== Work to complete ==
Every line with the string "JSON" should be gathered.

■ ■ ■ ■ ■ ■ ■

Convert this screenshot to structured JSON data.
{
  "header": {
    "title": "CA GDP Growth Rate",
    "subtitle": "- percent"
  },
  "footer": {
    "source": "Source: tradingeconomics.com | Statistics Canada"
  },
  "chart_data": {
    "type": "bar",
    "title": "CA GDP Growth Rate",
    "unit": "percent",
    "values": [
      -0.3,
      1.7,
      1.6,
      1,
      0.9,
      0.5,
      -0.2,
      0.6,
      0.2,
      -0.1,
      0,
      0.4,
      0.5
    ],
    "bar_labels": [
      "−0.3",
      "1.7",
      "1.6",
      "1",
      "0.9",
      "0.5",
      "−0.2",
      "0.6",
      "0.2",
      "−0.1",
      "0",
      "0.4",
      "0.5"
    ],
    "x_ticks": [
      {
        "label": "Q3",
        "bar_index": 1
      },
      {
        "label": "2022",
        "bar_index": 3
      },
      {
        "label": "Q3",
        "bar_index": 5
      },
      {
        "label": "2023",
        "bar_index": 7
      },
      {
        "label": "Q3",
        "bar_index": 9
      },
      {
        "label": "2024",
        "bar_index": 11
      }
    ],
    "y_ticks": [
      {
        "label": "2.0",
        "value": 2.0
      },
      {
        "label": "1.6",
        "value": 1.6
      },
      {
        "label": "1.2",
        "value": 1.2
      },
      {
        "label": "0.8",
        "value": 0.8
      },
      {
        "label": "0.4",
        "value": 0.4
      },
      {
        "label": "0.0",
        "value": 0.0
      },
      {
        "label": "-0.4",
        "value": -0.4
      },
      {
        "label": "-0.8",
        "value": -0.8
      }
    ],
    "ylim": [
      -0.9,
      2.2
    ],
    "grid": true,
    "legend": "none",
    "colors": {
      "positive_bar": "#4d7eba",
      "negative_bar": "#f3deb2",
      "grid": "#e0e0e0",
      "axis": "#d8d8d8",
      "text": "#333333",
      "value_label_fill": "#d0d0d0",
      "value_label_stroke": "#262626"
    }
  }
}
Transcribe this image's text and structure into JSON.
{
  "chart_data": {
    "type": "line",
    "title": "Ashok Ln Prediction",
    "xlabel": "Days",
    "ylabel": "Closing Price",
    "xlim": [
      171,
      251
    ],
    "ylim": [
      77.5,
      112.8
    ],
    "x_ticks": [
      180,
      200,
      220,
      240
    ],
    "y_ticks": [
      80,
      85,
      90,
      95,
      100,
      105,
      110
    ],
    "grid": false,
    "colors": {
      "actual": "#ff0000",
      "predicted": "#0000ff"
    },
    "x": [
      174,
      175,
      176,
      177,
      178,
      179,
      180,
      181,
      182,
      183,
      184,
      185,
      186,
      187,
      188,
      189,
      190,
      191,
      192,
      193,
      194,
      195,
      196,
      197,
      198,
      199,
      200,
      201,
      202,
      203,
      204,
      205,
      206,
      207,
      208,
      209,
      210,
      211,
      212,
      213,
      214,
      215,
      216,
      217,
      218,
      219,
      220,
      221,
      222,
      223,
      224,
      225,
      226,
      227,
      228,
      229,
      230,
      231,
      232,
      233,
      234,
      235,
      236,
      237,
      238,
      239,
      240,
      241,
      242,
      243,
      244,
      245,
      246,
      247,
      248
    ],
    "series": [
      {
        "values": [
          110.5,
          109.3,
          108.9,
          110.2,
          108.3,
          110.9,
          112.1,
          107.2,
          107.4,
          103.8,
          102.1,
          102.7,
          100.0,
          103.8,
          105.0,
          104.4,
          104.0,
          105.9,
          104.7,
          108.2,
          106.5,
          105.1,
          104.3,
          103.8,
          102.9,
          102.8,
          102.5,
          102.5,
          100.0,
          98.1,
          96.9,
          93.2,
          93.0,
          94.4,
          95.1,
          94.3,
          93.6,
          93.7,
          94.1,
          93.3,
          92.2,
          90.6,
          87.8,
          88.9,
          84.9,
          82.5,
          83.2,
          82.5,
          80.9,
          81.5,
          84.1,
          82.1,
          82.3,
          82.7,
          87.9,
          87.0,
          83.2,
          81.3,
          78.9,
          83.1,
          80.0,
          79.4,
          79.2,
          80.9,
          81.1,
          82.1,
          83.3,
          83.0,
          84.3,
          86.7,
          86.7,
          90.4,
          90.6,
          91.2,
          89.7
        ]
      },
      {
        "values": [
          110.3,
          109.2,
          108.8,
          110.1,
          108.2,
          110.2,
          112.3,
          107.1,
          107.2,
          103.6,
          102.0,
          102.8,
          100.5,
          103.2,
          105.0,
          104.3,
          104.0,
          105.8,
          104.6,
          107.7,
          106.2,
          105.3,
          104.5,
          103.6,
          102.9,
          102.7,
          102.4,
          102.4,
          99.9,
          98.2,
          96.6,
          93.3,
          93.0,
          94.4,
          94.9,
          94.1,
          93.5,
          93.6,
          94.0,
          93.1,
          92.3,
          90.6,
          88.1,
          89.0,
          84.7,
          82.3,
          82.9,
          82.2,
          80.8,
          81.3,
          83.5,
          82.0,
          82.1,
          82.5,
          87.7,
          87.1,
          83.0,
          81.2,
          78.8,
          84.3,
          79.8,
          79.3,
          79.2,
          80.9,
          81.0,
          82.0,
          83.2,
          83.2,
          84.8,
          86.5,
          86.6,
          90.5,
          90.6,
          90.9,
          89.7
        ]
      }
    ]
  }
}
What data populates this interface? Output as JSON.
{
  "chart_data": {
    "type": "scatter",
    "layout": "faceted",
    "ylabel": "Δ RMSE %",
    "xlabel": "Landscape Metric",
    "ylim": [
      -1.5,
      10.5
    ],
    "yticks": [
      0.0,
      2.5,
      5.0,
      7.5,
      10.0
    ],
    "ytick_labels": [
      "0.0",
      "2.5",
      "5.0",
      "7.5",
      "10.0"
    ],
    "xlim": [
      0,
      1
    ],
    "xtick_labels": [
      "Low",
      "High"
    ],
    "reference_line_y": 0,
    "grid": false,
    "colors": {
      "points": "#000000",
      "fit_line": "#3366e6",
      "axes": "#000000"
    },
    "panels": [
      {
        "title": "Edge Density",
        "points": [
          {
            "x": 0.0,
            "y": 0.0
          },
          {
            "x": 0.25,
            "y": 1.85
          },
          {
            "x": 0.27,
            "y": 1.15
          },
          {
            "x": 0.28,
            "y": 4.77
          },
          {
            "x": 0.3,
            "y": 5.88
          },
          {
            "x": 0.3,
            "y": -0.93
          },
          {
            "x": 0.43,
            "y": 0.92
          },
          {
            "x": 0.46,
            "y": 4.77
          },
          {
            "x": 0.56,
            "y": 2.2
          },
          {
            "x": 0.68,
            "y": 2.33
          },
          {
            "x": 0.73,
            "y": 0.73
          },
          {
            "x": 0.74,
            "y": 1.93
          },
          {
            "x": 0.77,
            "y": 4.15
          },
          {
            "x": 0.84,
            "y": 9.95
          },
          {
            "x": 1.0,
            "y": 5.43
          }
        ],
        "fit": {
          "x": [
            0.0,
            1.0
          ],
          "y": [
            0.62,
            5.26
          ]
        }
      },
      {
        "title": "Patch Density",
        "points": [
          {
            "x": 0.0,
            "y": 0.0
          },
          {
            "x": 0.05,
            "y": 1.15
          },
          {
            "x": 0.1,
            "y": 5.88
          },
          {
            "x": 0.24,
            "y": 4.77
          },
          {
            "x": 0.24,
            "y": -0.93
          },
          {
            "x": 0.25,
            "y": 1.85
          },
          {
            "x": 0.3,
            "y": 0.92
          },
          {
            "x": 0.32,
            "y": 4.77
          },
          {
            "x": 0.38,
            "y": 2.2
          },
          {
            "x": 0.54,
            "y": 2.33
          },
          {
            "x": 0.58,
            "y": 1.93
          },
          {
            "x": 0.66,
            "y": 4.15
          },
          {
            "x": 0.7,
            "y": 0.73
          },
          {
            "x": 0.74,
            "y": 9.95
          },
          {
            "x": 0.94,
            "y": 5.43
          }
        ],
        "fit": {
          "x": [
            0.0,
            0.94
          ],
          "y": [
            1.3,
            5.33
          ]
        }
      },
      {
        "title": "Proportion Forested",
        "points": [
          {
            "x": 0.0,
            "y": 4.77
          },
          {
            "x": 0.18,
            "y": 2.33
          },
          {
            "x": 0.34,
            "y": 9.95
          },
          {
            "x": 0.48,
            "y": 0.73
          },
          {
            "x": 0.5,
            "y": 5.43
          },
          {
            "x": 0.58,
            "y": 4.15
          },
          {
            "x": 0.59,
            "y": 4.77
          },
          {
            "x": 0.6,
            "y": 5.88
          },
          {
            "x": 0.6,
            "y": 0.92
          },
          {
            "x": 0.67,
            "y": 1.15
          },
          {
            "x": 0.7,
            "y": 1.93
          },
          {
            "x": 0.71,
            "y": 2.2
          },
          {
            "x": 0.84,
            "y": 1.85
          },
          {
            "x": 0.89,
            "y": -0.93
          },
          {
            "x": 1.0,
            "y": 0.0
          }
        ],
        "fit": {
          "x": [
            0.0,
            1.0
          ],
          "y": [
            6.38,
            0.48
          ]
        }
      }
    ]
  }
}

■ ■ ■ ■ ■ ■ ■

== Result of this exercise ==
Convert this screenshot to structured JSON data.
Transcribe this image's text and structure into JSON.
What data populates this interface? Output as JSON.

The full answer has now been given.